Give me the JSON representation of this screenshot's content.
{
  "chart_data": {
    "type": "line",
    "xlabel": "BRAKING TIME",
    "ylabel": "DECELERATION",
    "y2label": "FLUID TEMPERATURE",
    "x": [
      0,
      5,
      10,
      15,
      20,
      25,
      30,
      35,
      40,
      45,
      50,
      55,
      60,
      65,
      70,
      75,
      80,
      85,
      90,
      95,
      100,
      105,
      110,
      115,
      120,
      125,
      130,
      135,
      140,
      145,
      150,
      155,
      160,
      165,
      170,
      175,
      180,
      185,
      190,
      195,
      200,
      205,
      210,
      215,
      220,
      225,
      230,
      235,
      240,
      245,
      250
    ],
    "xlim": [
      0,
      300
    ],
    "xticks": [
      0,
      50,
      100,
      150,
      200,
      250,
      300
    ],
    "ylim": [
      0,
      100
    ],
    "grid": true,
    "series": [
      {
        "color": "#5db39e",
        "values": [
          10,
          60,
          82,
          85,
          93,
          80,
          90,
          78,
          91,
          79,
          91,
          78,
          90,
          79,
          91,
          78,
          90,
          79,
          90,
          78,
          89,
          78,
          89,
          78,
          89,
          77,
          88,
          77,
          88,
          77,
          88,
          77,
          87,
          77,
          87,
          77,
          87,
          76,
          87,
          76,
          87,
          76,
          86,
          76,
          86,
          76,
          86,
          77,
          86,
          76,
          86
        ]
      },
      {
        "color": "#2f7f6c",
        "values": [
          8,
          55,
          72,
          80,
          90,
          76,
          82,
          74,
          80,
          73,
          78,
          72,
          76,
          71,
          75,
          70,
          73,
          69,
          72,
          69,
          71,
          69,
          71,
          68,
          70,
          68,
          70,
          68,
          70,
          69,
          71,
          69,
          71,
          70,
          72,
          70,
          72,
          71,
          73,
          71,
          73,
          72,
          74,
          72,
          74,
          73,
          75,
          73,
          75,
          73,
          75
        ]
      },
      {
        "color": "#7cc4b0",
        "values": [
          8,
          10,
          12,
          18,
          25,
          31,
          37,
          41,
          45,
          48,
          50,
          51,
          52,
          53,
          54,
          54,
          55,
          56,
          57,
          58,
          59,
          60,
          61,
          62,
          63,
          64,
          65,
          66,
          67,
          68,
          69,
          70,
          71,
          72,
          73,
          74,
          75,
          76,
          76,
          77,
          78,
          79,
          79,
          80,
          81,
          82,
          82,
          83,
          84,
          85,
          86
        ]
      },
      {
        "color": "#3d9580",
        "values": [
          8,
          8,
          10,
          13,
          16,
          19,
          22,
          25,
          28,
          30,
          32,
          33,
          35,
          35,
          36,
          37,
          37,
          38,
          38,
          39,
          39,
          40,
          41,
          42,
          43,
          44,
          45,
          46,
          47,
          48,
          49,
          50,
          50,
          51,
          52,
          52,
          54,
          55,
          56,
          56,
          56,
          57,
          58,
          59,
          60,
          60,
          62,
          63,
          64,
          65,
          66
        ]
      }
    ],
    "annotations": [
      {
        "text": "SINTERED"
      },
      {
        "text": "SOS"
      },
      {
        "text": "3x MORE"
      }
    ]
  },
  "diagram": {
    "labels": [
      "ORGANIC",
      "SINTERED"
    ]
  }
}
● ● ● ●
* **Exercise details**
Reproduce each record shown above without altering a single word.

* **The completed task**
Give me the JSON representation of this screenshot's content.
{
  "chart_data": {
    "type": "line",
    "xlabel": "BRAKING TIME",
    "ylabel": "DECELERATION",
    "y2label": "FLUID TEMPERATURE",
    "x": [
      0,
      5,
      10,
      15,
      20,
      25,
      30,
      35,
      40,
      45,
      50,
      55,
      60,
      65,
      70,
      75,
      80,
      85,
      90,
      95,
      100,
      105,
      110,
      115,
      120,
      125,
      130,
      135,
      140,
      145,
      150,
      155,
      160,
      165,
      170,
      175,
      180,
      185,
      190,
      195,
      200,
      205,
      210,
      215,
      220,
      225,
      230,
      235,
      240,
      245,
      250
    ],
    "xlim": [
      0,
      300
    ],
    "xticks": [
      0,
      50,
      100,
      150,
      200,
      250,
      300
    ],
    "ylim": [
      0,
      100
    ],
    "grid": true,
    "series": [
      {
        "color": "#5db39e",
        "values": [
          10,
          60,
          82,
          85,
          93,
          80,
          90,
          78,
          91,
          79,
          91,
          78,
          90,
          79,
          91,
          78,
          90,
          79,
          90,
          78,
          89,
          78,
          89,
          78,
          89,
          77,
          88,
          77,
          88,
          77,
          88,
          77,
          87,
          77,
          87,
          77,
          87,
          76,
          87,
          76,
          87,
          76,
          86,
          76,
          86,
          76,
          86,
          77,
          86,
          76,
          86
        ]
      },
      {
        "color": "#2f7f6c",
        "values": [
          8,
          55,
          72,
          80,
          90,
          76,
          82,
          74,
          80,
          73,
          78,
          72,
          76,
          71,
          75,
          70,
          73,
          69,
          72,
          69,
          71,
          69,
          71,
          68,
          70,
          68,
          70,
          68,
          70,
          69,
          71,
          69,
          71,
          70,
          72,
          70,
          72,
          71,
          73,
          71,
          73,
          72,
          74,
          72,
          74,
          73,
          75,
          73,
          75,
          73,
          75
        ]
      },
      {
        "color": "#7cc4b0",
        "values": [
          8,
          10,
          12,
          18,
          25,
          31,
          37,
          41,
          45,
          48,
          50,
          51,
          52,
          53,
          54,
          54,
          55,
          56,
          57,
          58,
          59,
          60,
          61,
          62,
          63,
          64,
          65,
          66,
          67,
          68,
          69,
          70,
          71,
          72,
          73,
          74,
          75,
          76,
          76,
          77,
          78,
          79,
          79,
          80,
          81,
          82,
          82,
          83,
          84,
          85,
          86
        ]
      },
      {
        "color": "#3d9580",
        "values": [
          8,
          8,
          10,
          13,
          16,
          19,
          22,
          25,
          28,
          30,
          32,
          33,
          35,
          35,
          36,
          37,
          37,
          38,
          38,
          39,
          39,
          40,
          41,
          42,
          43,
          44,
          45,
          46,
          47,
          48,
          49,
          50,
          50,
          51,
          52,
          52,
          54,
          55,
          56,
          56,
          56,
          57,
          58,
          59,
          60,
          60,
          62,
          63,
          64,
          65,
          66
        ]
      }
    ],
    "annotations": [
      {
        "text": "SINTERED"
      },
      {
        "text": "SOS"
      },
      {
        "text": "3x MORE"
      }
    ]
  },
  "diagram": {
    "labels": [
      "ORGANIC",
      "SINTERED"
    ]
  }
}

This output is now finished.